-- start of TASK MATERIAL --

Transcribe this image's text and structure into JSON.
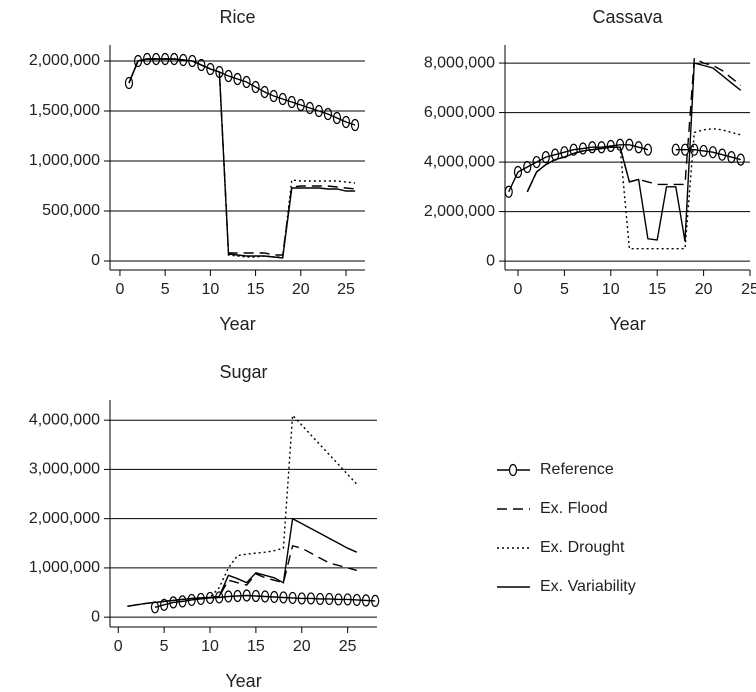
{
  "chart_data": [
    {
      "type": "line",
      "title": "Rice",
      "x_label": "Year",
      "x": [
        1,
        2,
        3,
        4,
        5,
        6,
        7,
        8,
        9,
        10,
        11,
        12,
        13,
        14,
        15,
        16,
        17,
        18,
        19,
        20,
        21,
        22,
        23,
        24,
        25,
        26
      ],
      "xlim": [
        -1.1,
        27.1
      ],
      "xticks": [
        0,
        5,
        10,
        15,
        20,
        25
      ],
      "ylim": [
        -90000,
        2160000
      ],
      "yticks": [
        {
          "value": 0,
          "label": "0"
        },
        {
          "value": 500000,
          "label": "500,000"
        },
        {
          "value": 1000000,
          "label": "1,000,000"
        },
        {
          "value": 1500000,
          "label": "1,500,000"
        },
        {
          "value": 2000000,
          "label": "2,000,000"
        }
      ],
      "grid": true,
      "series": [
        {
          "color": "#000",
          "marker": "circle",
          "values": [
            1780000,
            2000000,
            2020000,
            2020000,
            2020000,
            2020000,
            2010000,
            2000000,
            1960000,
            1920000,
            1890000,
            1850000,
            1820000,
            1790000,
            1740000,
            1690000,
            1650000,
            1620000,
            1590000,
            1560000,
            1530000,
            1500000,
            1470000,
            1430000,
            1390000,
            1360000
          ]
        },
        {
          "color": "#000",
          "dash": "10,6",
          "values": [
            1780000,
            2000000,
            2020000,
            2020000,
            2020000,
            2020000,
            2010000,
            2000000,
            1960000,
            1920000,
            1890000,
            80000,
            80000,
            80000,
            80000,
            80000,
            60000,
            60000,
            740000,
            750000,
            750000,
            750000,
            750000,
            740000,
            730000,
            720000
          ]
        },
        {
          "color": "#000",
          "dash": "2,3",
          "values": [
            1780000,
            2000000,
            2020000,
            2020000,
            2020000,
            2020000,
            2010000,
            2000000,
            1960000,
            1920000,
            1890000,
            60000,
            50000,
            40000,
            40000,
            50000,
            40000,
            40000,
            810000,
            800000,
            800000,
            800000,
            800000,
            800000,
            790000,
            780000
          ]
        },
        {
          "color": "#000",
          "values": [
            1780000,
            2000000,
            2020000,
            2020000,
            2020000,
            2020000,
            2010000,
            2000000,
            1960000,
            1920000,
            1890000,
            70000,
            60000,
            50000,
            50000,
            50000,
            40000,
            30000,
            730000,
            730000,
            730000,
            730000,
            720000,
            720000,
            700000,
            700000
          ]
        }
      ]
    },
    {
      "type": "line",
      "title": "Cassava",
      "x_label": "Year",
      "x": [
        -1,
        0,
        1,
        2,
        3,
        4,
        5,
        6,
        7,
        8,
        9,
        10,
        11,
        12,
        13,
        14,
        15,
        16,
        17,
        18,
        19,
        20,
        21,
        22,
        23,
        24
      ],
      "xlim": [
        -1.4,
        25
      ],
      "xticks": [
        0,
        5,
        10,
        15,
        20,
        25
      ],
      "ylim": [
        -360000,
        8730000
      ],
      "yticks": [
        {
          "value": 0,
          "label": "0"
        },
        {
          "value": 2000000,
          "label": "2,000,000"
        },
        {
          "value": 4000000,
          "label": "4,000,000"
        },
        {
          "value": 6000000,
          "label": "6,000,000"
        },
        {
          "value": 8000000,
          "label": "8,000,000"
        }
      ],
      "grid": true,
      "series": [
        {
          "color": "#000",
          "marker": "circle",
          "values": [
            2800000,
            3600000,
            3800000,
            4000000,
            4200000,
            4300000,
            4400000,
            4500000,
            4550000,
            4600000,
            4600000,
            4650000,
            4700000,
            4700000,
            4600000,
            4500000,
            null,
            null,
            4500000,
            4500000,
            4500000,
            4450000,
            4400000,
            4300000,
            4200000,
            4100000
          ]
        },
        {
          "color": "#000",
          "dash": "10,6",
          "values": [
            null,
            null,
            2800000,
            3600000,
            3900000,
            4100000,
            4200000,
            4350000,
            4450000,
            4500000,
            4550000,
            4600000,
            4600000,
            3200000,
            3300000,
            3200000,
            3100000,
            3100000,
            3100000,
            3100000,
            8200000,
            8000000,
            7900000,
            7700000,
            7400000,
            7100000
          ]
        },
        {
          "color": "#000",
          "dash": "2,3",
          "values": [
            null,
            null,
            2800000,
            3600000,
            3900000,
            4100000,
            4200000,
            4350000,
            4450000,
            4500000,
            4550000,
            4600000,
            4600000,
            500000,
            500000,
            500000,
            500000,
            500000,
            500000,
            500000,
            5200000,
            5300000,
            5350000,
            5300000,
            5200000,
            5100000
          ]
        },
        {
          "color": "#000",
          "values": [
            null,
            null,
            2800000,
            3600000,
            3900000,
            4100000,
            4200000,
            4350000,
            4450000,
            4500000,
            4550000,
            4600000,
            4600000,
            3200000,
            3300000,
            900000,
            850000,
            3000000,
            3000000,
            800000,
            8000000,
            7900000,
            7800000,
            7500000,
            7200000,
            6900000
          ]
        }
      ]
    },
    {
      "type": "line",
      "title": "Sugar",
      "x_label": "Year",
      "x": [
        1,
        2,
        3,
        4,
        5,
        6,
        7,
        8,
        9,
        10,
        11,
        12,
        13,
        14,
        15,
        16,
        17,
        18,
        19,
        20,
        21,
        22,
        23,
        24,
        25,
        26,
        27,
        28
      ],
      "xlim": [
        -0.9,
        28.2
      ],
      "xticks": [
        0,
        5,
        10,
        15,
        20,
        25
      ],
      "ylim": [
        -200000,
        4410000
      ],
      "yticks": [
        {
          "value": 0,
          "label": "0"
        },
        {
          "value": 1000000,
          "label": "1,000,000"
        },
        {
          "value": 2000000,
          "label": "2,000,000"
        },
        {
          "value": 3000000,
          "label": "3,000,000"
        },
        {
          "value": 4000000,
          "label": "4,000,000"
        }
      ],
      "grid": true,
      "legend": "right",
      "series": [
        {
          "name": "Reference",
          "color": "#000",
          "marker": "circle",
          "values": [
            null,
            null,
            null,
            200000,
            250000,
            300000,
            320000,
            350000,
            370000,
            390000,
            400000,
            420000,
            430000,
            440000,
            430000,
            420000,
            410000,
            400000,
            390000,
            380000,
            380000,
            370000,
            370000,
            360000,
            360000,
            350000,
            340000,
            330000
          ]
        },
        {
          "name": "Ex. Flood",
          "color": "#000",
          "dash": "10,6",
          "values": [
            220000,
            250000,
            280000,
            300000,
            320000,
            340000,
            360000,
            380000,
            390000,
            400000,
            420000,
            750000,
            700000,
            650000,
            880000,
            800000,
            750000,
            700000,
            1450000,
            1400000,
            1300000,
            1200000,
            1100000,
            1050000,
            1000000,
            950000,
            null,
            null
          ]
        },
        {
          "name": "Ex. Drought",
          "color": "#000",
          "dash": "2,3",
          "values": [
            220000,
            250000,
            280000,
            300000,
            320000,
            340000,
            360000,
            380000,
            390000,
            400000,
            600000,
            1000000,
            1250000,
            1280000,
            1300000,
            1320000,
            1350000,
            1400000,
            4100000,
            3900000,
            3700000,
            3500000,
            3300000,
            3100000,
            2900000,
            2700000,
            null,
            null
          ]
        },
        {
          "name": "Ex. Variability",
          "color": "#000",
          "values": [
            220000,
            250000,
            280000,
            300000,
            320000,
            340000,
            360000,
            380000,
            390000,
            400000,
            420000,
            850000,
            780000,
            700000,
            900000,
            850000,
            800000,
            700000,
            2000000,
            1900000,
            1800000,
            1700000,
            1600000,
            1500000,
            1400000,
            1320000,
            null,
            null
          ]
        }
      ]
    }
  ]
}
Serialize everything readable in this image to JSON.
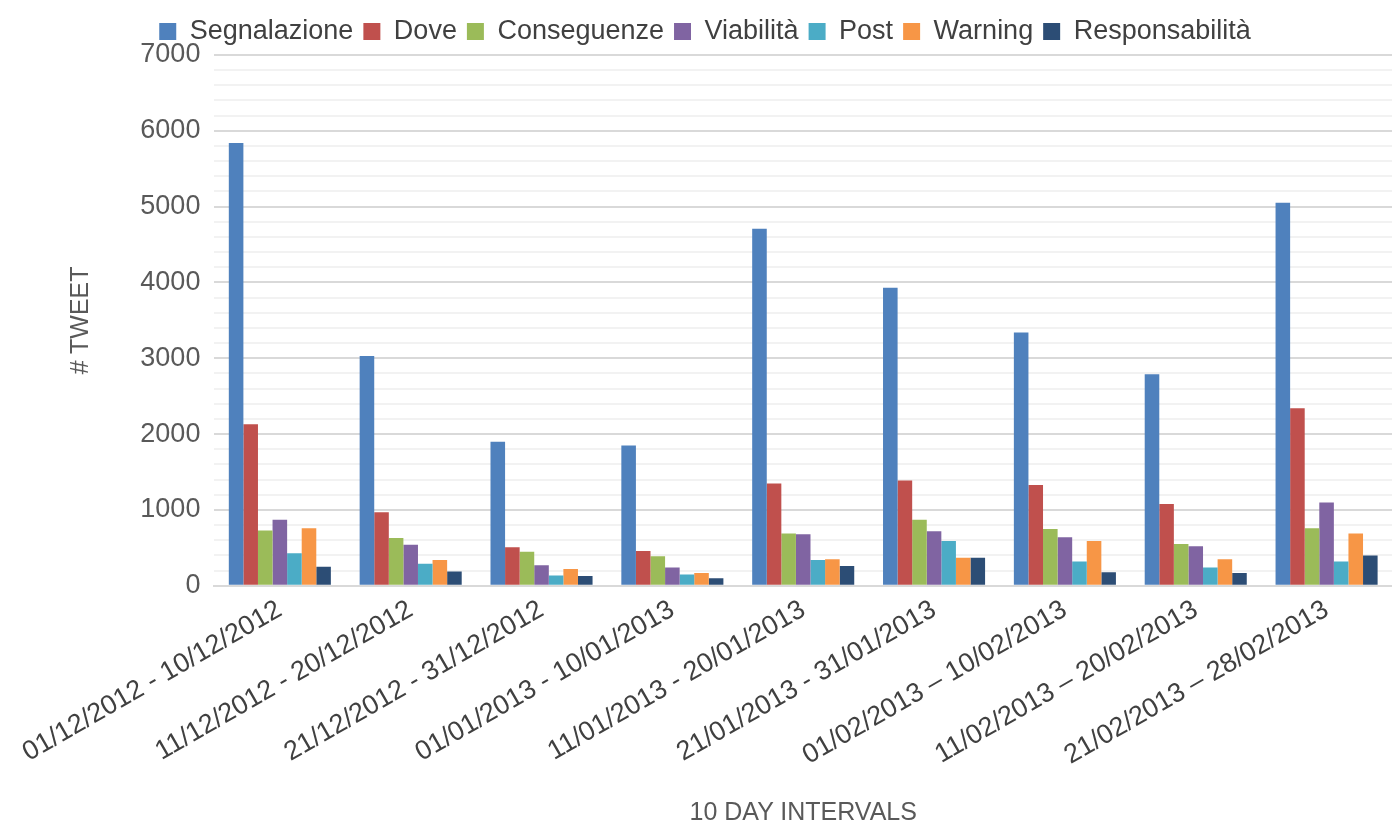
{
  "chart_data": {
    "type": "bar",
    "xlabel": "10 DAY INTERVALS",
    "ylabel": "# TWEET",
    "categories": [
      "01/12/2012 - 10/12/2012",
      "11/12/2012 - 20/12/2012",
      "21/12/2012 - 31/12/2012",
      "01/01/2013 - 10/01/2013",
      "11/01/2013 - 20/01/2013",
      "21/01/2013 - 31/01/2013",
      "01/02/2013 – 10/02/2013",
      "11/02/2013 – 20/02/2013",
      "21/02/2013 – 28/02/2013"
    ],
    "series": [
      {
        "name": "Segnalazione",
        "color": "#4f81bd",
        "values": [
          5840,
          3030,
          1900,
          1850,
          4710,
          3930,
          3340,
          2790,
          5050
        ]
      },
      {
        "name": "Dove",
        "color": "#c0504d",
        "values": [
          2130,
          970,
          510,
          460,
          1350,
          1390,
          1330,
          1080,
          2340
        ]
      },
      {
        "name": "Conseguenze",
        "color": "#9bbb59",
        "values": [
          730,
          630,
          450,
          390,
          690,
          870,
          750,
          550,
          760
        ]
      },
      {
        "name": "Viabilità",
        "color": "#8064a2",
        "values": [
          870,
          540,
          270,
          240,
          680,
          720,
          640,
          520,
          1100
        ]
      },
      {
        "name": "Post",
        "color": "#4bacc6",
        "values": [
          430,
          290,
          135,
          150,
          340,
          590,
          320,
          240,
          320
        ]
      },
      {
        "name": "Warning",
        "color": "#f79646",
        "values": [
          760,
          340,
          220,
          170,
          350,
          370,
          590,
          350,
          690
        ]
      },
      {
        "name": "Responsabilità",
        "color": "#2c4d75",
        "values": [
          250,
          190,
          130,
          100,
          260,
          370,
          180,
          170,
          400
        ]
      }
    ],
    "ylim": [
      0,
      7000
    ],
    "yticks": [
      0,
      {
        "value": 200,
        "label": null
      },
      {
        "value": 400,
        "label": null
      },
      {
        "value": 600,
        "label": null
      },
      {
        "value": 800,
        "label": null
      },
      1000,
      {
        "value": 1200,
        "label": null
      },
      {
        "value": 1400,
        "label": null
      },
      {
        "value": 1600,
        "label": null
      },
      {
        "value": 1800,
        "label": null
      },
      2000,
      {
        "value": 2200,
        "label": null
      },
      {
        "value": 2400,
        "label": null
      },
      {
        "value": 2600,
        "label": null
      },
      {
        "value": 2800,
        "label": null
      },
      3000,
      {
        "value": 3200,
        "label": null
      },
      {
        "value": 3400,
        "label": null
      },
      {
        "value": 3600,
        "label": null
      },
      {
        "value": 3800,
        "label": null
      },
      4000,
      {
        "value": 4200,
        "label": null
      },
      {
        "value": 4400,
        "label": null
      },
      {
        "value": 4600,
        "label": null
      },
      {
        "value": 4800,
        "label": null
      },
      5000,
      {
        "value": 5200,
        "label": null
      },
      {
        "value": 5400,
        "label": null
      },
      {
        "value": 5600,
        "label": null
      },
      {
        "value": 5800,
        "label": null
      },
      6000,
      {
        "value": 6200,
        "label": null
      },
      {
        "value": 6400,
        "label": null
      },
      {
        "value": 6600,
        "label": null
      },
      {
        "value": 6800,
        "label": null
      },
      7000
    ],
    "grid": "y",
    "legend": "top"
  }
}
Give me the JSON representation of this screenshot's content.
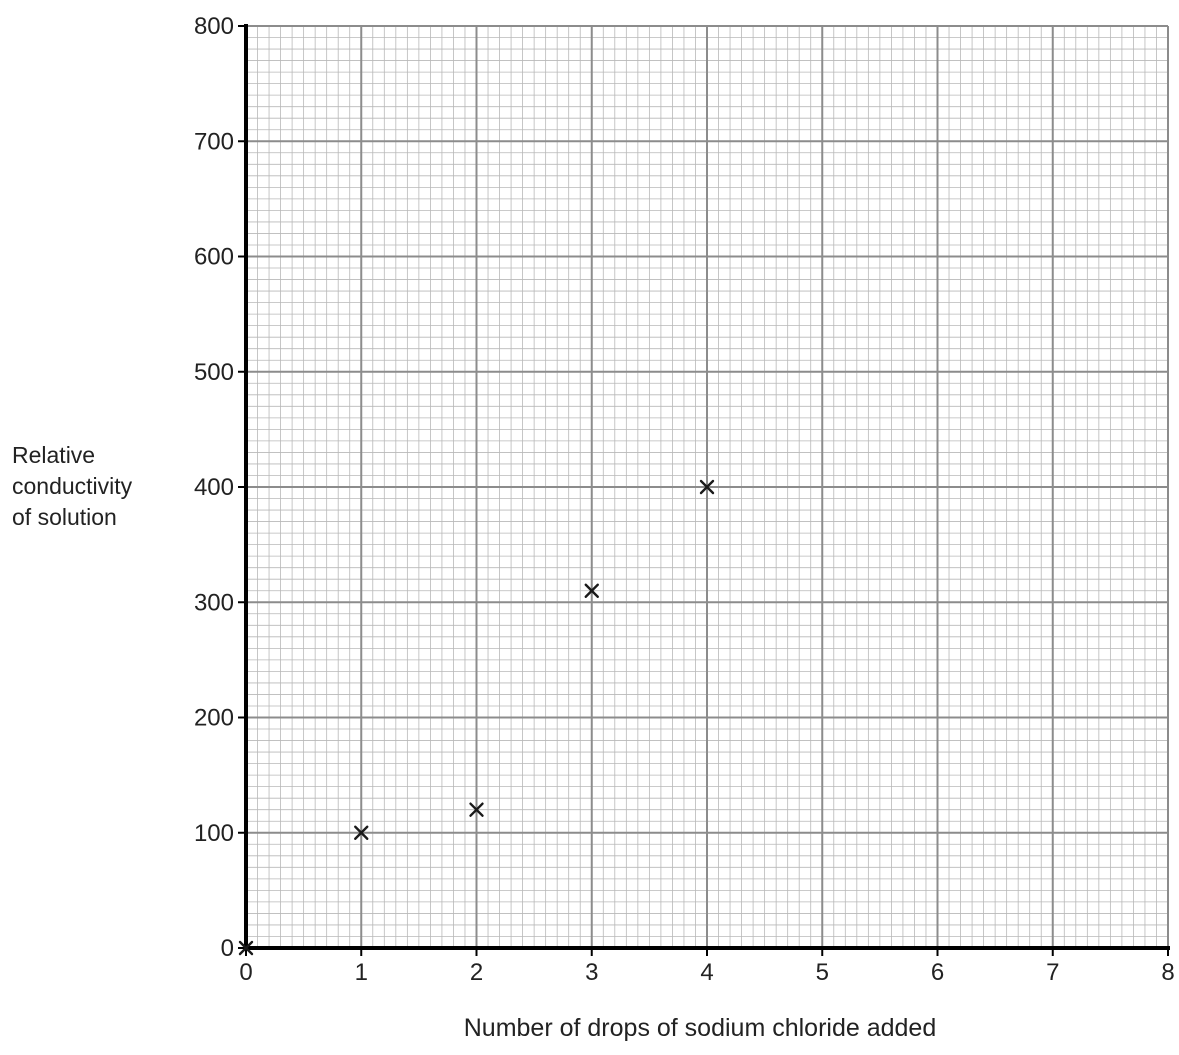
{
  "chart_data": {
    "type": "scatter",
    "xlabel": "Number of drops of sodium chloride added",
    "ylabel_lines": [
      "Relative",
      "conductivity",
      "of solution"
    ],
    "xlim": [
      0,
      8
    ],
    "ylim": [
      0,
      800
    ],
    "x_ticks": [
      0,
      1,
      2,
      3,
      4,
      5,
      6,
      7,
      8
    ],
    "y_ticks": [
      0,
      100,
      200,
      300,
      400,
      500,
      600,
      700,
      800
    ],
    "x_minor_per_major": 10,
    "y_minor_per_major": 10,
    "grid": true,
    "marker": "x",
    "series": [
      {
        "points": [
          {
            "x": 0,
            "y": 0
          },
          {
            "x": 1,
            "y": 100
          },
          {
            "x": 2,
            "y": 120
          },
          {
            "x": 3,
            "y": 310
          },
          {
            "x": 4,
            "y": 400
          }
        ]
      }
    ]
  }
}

-- end of TASK MATERIAL --

== TASK ==
Go over the data above and copy every line that has the word "image" in it.

== RESULT FOR THIS EXERCISE ==
Transcribe this image's text and structure into JSON.
Serialize everything readable in this image to JSON.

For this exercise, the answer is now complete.